━━━ Records for this exercise ━━━

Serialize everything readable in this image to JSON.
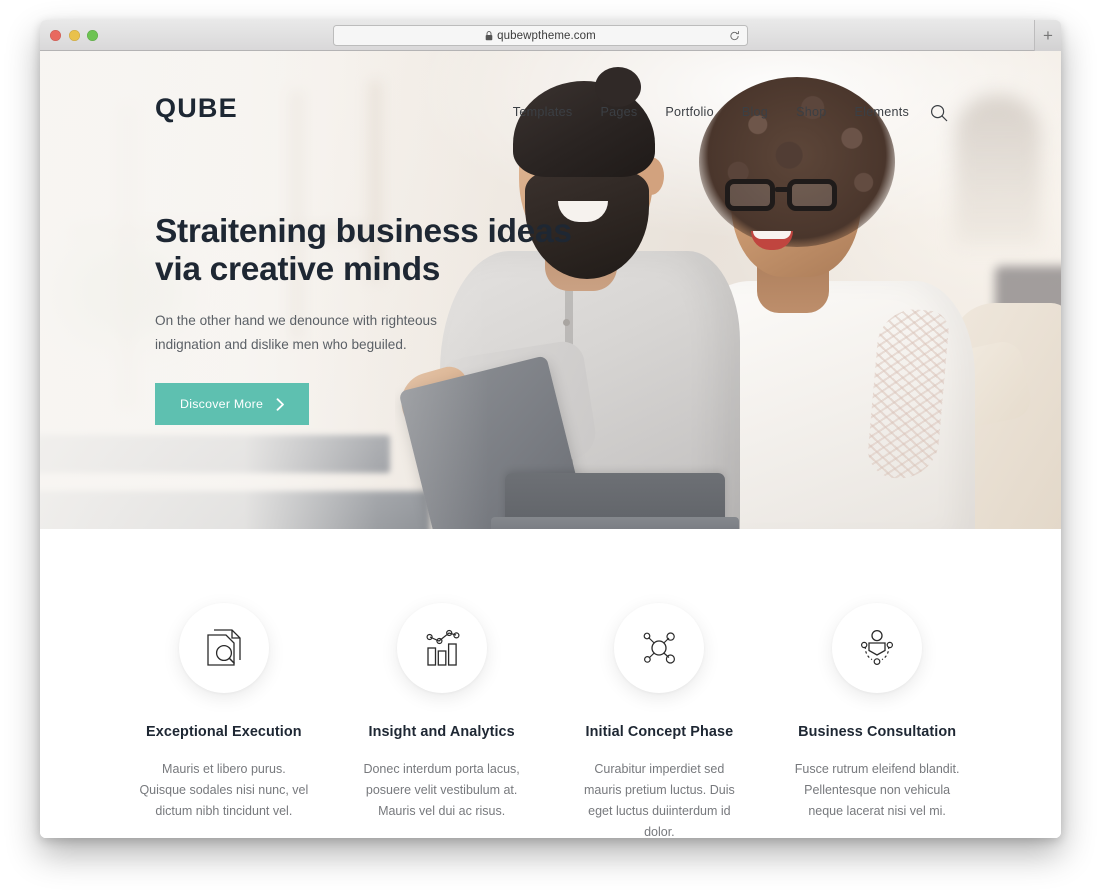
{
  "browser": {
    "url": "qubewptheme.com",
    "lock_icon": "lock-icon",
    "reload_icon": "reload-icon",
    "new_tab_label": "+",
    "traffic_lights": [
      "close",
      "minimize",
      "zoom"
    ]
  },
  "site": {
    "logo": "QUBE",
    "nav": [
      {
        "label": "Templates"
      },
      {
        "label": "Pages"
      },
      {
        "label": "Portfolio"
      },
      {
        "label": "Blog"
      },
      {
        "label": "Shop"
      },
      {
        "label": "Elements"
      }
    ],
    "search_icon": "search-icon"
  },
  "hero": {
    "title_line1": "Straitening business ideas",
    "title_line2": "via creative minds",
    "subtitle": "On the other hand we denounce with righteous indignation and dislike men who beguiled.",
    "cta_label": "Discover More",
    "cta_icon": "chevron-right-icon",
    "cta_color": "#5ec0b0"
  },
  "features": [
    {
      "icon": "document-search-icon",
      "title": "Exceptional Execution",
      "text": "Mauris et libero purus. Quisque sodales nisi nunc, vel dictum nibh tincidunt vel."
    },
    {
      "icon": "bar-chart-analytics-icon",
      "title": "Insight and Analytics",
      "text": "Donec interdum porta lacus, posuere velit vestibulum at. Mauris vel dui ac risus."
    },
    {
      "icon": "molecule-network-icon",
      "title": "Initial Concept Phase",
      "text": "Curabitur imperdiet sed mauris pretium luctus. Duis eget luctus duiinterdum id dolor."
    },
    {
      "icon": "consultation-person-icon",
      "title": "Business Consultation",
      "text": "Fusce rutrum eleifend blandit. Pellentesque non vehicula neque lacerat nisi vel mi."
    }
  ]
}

━━━

* **Work to do**
All of the records above must be copied exactly, except for the pictures.

* **Result for this task**
Serialize everything readable in this image to JSON.
{
  "browser": {
    "url": "qubewptheme.com",
    "lock_icon": "lock-icon",
    "reload_icon": "reload-icon",
    "new_tab_label": "+",
    "traffic_lights": [
      "close",
      "minimize",
      "zoom"
    ]
  },
  "site": {
    "logo": "QUBE",
    "nav": [
      {
        "label": "Templates"
      },
      {
        "label": "Pages"
      },
      {
        "label": "Portfolio"
      },
      {
        "label": "Blog"
      },
      {
        "label": "Shop"
      },
      {
        "label": "Elements"
      }
    ],
    "search_icon": "search-icon"
  },
  "hero": {
    "title_line1": "Straitening business ideas",
    "title_line2": "via creative minds",
    "subtitle": "On the other hand we denounce with righteous indignation and dislike men who beguiled.",
    "cta_label": "Discover More",
    "cta_icon": "chevron-right-icon",
    "cta_color": "#5ec0b0"
  },
  "features": [
    {
      "icon": "document-search-icon",
      "title": "Exceptional Execution",
      "text": "Mauris et libero purus. Quisque sodales nisi nunc, vel dictum nibh tincidunt vel."
    },
    {
      "icon": "bar-chart-analytics-icon",
      "title": "Insight and Analytics",
      "text": "Donec interdum porta lacus, posuere velit vestibulum at. Mauris vel dui ac risus."
    },
    {
      "icon": "molecule-network-icon",
      "title": "Initial Concept Phase",
      "text": "Curabitur imperdiet sed mauris pretium luctus. Duis eget luctus duiinterdum id dolor."
    },
    {
      "icon": "consultation-person-icon",
      "title": "Business Consultation",
      "text": "Fusce rutrum eleifend blandit. Pellentesque non vehicula neque lacerat nisi vel mi."
    }
  ]
}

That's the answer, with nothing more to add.